### Input material

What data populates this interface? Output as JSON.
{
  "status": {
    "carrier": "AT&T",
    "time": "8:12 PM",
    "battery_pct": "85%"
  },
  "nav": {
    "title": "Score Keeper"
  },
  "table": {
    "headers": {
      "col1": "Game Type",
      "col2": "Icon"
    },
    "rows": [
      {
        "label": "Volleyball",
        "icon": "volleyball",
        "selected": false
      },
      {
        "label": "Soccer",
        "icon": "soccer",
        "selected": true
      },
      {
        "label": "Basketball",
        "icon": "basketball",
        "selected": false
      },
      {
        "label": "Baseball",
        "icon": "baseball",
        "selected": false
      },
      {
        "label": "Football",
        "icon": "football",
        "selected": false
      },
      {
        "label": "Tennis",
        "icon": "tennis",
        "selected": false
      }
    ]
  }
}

--

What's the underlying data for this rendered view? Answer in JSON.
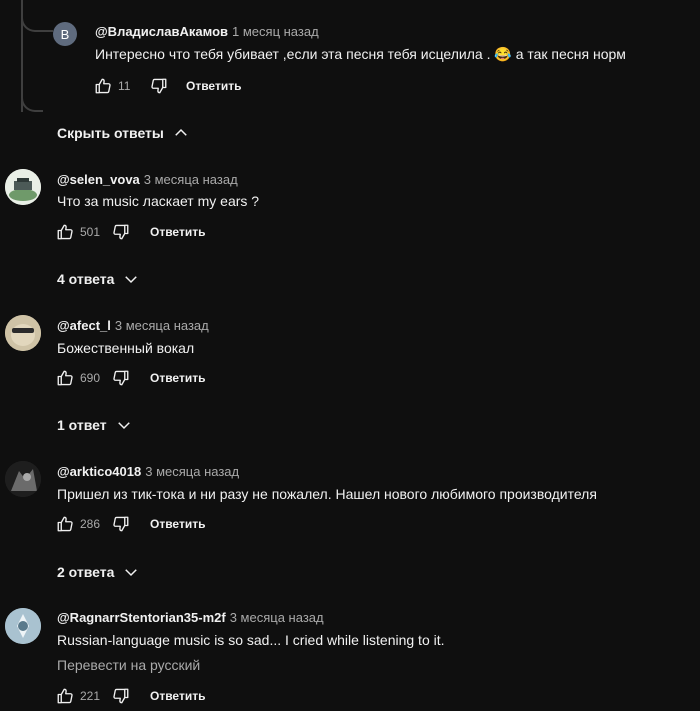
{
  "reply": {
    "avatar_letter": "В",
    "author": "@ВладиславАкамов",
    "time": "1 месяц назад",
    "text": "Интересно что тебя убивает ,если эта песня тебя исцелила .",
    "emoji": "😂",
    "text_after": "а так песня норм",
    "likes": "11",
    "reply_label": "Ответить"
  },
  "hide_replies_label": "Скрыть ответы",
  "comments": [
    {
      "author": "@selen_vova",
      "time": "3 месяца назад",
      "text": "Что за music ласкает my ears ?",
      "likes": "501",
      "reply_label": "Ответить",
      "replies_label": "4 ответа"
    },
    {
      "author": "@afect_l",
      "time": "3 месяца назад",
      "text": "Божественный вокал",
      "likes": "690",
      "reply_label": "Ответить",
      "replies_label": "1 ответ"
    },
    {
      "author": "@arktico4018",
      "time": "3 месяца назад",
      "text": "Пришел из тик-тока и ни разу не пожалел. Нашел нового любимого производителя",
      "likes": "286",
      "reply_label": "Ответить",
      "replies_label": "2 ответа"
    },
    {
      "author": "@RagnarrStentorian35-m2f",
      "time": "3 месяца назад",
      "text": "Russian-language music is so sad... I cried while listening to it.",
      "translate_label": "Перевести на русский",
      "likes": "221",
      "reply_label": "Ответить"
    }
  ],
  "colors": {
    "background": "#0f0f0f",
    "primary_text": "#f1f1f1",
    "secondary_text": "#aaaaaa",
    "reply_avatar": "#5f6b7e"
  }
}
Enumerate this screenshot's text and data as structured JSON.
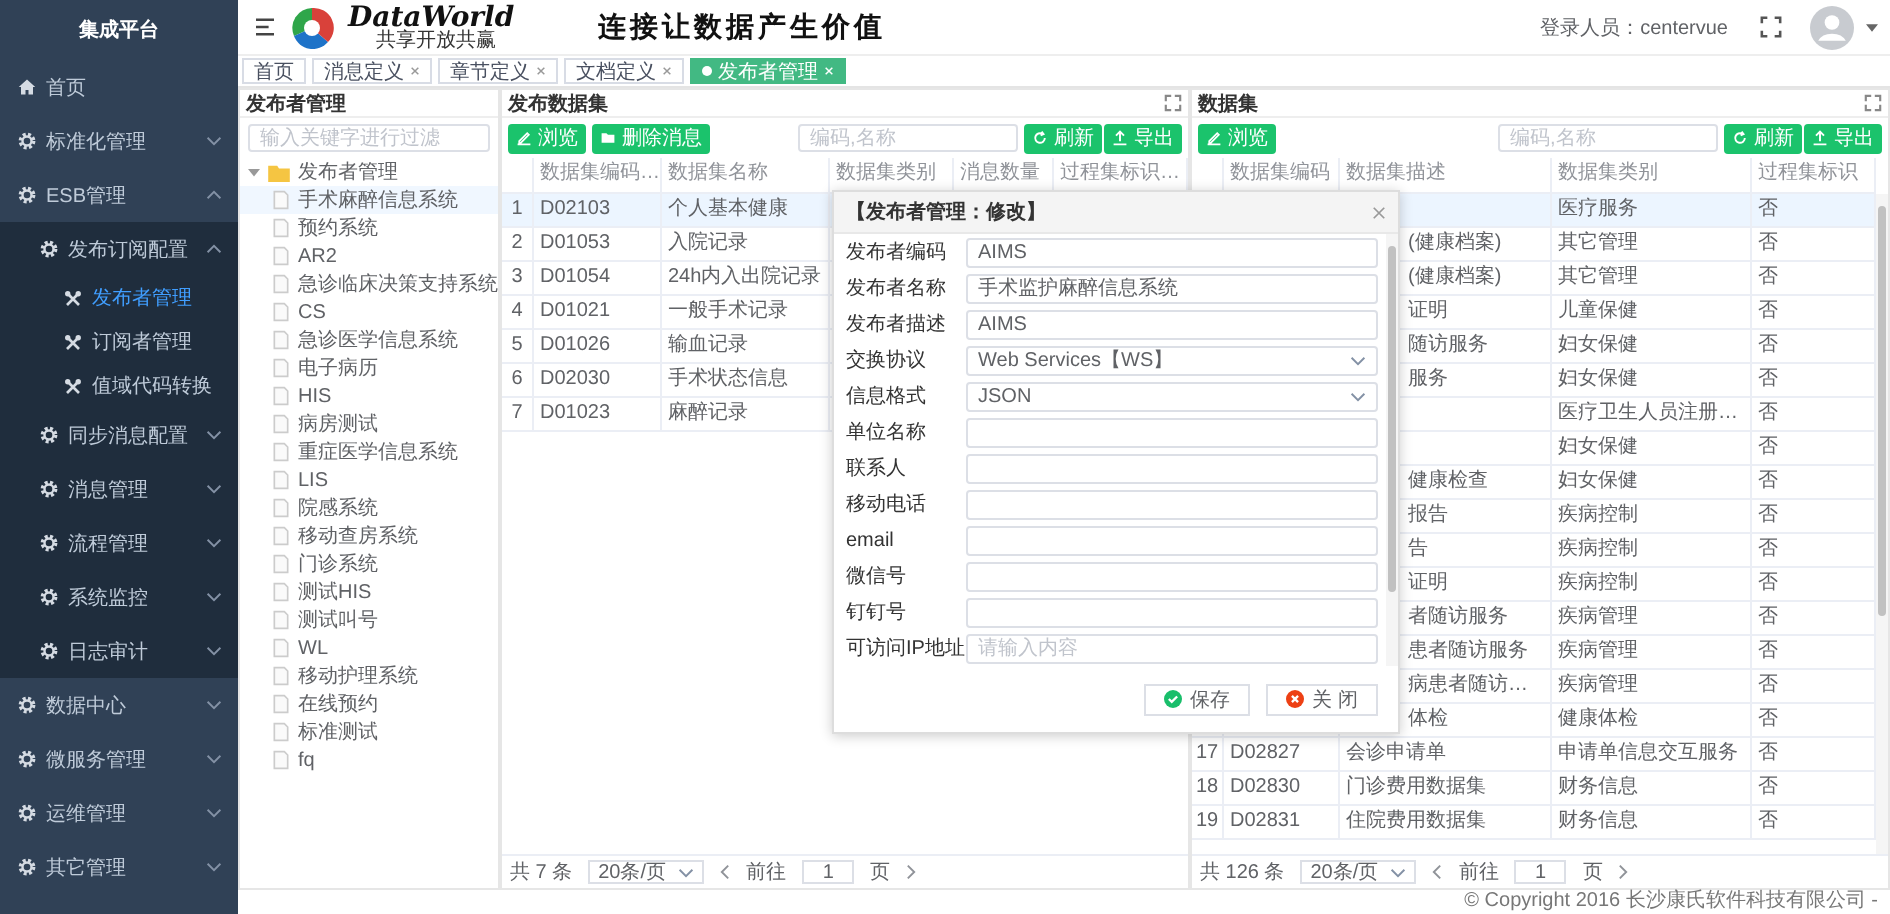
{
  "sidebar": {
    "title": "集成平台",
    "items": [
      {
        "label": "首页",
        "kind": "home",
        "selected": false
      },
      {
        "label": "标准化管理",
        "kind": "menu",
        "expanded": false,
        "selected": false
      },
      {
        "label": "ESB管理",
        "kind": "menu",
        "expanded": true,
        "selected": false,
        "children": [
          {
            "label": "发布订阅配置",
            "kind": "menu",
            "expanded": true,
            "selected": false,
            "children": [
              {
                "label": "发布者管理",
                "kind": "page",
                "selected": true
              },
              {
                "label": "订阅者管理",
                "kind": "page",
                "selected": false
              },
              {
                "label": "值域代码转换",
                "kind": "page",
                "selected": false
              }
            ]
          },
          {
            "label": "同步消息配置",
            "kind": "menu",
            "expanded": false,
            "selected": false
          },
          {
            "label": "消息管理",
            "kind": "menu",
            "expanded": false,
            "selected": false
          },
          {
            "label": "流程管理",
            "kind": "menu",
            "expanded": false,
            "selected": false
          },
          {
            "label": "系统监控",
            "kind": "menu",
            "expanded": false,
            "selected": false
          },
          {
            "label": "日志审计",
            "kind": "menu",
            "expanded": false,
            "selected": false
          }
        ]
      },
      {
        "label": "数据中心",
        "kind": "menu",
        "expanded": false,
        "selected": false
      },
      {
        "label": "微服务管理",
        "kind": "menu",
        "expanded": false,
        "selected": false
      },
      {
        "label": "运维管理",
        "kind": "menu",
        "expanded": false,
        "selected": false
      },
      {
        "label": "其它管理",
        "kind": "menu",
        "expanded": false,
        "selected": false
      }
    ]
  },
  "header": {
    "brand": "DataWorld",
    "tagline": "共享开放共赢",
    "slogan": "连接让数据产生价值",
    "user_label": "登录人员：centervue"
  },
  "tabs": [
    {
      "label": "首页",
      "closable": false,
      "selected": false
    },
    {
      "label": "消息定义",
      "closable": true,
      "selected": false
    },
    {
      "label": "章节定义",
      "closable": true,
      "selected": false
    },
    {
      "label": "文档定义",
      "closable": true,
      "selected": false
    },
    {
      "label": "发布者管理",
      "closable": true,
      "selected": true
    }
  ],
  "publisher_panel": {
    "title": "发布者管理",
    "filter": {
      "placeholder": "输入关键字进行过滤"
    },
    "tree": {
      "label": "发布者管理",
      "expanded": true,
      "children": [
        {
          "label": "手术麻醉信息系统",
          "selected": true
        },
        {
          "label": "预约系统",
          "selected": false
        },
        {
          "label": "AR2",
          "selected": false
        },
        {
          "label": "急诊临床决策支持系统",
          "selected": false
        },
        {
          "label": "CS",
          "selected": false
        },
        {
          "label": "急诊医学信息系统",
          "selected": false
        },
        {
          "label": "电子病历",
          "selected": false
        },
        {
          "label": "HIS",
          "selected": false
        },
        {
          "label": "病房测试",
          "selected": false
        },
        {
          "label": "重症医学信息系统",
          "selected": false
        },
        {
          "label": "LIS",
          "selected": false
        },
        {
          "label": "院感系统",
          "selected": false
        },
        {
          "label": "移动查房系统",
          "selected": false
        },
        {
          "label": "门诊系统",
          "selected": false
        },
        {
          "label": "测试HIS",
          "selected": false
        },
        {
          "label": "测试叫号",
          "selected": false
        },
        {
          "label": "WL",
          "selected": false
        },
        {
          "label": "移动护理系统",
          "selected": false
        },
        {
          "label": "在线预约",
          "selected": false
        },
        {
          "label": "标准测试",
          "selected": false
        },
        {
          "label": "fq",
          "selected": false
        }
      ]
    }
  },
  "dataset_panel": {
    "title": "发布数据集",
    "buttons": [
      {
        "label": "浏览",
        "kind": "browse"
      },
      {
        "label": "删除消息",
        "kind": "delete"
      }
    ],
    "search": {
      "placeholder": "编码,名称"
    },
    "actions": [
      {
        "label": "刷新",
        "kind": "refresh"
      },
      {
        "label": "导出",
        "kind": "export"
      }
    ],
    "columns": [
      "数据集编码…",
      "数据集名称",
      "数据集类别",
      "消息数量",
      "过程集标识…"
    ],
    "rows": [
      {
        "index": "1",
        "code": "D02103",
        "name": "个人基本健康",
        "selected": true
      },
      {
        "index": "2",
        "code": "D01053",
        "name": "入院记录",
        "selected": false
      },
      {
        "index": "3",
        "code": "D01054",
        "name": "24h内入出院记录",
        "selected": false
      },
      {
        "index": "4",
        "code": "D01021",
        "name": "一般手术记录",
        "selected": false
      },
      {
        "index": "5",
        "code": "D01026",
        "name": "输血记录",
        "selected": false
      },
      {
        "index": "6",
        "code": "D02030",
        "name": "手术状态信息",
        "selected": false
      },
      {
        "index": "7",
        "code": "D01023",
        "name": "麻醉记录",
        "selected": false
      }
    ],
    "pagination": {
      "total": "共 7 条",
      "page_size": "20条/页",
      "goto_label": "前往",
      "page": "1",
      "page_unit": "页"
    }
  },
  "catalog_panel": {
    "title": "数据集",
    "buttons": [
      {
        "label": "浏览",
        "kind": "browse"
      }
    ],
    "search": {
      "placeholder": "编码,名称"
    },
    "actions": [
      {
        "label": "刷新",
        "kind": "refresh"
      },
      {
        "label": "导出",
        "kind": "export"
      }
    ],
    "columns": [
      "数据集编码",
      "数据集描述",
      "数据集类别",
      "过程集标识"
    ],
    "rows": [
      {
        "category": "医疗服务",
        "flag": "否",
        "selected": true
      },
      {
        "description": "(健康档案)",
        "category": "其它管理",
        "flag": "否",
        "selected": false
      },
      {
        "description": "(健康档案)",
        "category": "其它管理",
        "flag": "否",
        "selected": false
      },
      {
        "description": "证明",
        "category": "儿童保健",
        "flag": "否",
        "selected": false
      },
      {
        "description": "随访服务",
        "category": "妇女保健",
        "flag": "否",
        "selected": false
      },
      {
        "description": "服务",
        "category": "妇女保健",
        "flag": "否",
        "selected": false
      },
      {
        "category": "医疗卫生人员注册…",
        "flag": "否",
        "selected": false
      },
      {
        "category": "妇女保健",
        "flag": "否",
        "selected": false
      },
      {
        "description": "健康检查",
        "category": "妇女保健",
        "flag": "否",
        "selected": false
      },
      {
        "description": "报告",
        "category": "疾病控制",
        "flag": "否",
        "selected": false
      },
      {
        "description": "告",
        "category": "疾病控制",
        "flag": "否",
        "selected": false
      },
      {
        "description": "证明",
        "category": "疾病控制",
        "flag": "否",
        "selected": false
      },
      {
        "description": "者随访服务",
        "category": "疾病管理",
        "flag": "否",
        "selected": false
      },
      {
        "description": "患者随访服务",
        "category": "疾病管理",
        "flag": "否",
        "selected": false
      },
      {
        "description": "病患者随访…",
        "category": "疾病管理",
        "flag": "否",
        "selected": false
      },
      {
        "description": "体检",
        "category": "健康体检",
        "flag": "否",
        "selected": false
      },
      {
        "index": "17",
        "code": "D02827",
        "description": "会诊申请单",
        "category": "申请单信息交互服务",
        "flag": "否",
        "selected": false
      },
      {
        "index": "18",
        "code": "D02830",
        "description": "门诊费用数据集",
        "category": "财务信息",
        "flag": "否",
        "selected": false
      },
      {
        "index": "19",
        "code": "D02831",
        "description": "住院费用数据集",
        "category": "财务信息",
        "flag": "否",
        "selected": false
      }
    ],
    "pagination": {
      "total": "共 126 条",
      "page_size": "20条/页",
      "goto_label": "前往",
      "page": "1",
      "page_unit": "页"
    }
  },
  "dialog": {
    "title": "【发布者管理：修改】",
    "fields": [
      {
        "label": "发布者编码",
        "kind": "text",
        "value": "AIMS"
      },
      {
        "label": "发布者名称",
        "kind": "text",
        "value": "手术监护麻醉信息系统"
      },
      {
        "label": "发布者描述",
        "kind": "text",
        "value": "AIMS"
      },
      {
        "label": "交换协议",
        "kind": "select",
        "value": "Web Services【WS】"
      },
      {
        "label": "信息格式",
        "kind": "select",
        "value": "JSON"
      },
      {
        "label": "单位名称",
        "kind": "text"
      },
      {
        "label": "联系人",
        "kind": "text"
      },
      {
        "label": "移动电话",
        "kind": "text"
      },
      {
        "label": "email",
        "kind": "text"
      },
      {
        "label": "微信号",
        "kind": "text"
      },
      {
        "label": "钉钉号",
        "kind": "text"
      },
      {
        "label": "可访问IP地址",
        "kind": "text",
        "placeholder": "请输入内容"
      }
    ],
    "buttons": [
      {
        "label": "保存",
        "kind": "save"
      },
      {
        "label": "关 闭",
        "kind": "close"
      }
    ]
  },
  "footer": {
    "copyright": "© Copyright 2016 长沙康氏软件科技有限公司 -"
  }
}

---

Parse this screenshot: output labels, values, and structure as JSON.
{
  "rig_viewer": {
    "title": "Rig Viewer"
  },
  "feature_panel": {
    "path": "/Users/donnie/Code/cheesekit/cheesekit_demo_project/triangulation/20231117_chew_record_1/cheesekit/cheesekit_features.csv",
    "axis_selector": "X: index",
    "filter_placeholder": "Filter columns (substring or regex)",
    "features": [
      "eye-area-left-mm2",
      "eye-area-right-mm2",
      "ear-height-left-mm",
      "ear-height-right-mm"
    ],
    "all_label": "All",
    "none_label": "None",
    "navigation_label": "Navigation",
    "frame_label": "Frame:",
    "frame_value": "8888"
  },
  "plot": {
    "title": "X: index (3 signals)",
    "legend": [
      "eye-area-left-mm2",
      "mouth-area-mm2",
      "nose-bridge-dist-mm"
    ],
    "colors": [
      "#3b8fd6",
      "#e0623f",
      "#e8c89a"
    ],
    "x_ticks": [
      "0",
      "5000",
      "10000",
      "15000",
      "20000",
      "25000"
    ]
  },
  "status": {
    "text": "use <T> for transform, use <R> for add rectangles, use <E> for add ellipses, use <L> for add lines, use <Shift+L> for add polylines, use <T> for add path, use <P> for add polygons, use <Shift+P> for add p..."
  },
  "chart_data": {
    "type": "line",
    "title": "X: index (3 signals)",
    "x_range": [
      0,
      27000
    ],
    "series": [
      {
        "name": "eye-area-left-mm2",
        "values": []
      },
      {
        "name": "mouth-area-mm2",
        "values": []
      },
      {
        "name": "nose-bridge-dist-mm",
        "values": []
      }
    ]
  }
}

### Aim of the exercise
Check each line above for the word "title", and copy the lines where it appears.

### Task response
    "title": "Score Keeper"
    "title": "集成平台",
    "title": "发布者管理",
    "title": "发布数据集",
    "title": "数据集",
    "title": "【发布者管理：修改】",
    "title": "Rig Viewer"
    "title": "X: index (3 signals)",
    "title": "X: index (3 signals)",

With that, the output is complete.